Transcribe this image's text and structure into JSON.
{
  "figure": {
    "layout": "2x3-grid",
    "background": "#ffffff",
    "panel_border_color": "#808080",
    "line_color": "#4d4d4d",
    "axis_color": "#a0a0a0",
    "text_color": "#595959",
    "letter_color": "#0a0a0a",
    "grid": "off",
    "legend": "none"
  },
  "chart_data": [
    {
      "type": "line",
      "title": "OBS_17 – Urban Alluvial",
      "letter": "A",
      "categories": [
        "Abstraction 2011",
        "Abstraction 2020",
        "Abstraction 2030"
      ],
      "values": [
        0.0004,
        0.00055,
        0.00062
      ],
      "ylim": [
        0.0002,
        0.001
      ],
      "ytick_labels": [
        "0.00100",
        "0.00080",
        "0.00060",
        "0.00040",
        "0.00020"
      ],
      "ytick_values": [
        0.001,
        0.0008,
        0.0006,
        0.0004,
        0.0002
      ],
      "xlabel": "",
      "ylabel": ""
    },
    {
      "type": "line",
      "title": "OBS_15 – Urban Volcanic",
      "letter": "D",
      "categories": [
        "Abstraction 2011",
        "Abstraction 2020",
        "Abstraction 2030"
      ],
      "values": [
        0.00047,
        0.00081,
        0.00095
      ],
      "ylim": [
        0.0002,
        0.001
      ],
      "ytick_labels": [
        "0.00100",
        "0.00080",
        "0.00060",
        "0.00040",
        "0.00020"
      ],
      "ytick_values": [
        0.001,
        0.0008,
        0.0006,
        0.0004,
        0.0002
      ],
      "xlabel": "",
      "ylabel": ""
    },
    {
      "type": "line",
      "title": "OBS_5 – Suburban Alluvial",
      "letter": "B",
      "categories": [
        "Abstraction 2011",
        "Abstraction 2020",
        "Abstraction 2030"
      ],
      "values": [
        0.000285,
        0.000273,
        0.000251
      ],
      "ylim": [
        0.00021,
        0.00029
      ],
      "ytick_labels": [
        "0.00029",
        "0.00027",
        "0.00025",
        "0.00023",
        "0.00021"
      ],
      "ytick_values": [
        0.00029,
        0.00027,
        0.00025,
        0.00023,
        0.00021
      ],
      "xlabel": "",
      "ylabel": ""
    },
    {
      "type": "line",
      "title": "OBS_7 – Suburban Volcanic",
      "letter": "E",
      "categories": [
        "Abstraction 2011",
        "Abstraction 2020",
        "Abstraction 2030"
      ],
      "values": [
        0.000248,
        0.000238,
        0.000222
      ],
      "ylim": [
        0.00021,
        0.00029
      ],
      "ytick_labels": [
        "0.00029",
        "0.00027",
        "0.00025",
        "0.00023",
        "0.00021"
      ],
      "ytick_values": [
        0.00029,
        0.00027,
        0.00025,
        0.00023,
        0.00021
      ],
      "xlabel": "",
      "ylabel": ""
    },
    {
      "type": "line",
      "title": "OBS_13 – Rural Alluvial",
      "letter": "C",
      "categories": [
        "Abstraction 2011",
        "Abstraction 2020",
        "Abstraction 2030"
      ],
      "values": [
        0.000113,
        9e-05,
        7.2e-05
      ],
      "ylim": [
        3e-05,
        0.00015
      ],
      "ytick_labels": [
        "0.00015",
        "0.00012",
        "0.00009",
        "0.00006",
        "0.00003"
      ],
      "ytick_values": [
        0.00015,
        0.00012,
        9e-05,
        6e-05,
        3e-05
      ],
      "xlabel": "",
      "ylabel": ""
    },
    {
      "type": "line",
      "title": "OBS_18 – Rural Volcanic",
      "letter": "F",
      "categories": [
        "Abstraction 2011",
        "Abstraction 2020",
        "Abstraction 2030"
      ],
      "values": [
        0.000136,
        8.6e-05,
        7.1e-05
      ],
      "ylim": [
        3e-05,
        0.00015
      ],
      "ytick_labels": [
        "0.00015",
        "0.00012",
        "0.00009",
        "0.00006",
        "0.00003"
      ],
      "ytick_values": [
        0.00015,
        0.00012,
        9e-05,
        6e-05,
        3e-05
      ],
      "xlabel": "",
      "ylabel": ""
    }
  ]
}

**Requirement**
Nothing should be left out: return all of the records exactly.

**Answer to this task**
Transcribe this image's text and structure into JSON.
{
  "figure": {
    "layout": "2x3-grid",
    "background": "#ffffff",
    "panel_border_color": "#808080",
    "line_color": "#4d4d4d",
    "axis_color": "#a0a0a0",
    "text_color": "#595959",
    "letter_color": "#0a0a0a",
    "grid": "off",
    "legend": "none"
  },
  "chart_data": [
    {
      "type": "line",
      "title": "OBS_17 – Urban Alluvial",
      "letter": "A",
      "categories": [
        "Abstraction 2011",
        "Abstraction 2020",
        "Abstraction 2030"
      ],
      "values": [
        0.0004,
        0.00055,
        0.00062
      ],
      "ylim": [
        0.0002,
        0.001
      ],
      "ytick_labels": [
        "0.00100",
        "0.00080",
        "0.00060",
        "0.00040",
        "0.00020"
      ],
      "ytick_values": [
        0.001,
        0.0008,
        0.0006,
        0.0004,
        0.0002
      ],
      "xlabel": "",
      "ylabel": ""
    },
    {
      "type": "line",
      "title": "OBS_15 – Urban Volcanic",
      "letter": "D",
      "categories": [
        "Abstraction 2011",
        "Abstraction 2020",
        "Abstraction 2030"
      ],
      "values": [
        0.00047,
        0.00081,
        0.00095
      ],
      "ylim": [
        0.0002,
        0.001
      ],
      "ytick_labels": [
        "0.00100",
        "0.00080",
        "0.00060",
        "0.00040",
        "0.00020"
      ],
      "ytick_values": [
        0.001,
        0.0008,
        0.0006,
        0.0004,
        0.0002
      ],
      "xlabel": "",
      "ylabel": ""
    },
    {
      "type": "line",
      "title": "OBS_5 – Suburban Alluvial",
      "letter": "B",
      "categories": [
        "Abstraction 2011",
        "Abstraction 2020",
        "Abstraction 2030"
      ],
      "values": [
        0.000285,
        0.000273,
        0.000251
      ],
      "ylim": [
        0.00021,
        0.00029
      ],
      "ytick_labels": [
        "0.00029",
        "0.00027",
        "0.00025",
        "0.00023",
        "0.00021"
      ],
      "ytick_values": [
        0.00029,
        0.00027,
        0.00025,
        0.00023,
        0.00021
      ],
      "xlabel": "",
      "ylabel": ""
    },
    {
      "type": "line",
      "title": "OBS_7 – Suburban Volcanic",
      "letter": "E",
      "categories": [
        "Abstraction 2011",
        "Abstraction 2020",
        "Abstraction 2030"
      ],
      "values": [
        0.000248,
        0.000238,
        0.000222
      ],
      "ylim": [
        0.00021,
        0.00029
      ],
      "ytick_labels": [
        "0.00029",
        "0.00027",
        "0.00025",
        "0.00023",
        "0.00021"
      ],
      "ytick_values": [
        0.00029,
        0.00027,
        0.00025,
        0.00023,
        0.00021
      ],
      "xlabel": "",
      "ylabel": ""
    },
    {
      "type": "line",
      "title": "OBS_13 – Rural Alluvial",
      "letter": "C",
      "categories": [
        "Abstraction 2011",
        "Abstraction 2020",
        "Abstraction 2030"
      ],
      "values": [
        0.000113,
        9e-05,
        7.2e-05
      ],
      "ylim": [
        3e-05,
        0.00015
      ],
      "ytick_labels": [
        "0.00015",
        "0.00012",
        "0.00009",
        "0.00006",
        "0.00003"
      ],
      "ytick_values": [
        0.00015,
        0.00012,
        9e-05,
        6e-05,
        3e-05
      ],
      "xlabel": "",
      "ylabel": ""
    },
    {
      "type": "line",
      "title": "OBS_18 – Rural Volcanic",
      "letter": "F",
      "categories": [
        "Abstraction 2011",
        "Abstraction 2020",
        "Abstraction 2030"
      ],
      "values": [
        0.000136,
        8.6e-05,
        7.1e-05
      ],
      "ylim": [
        3e-05,
        0.00015
      ],
      "ytick_labels": [
        "0.00015",
        "0.00012",
        "0.00009",
        "0.00006",
        "0.00003"
      ],
      "ytick_values": [
        0.00015,
        0.00012,
        9e-05,
        6e-05,
        3e-05
      ],
      "xlabel": "",
      "ylabel": ""
    }
  ]
}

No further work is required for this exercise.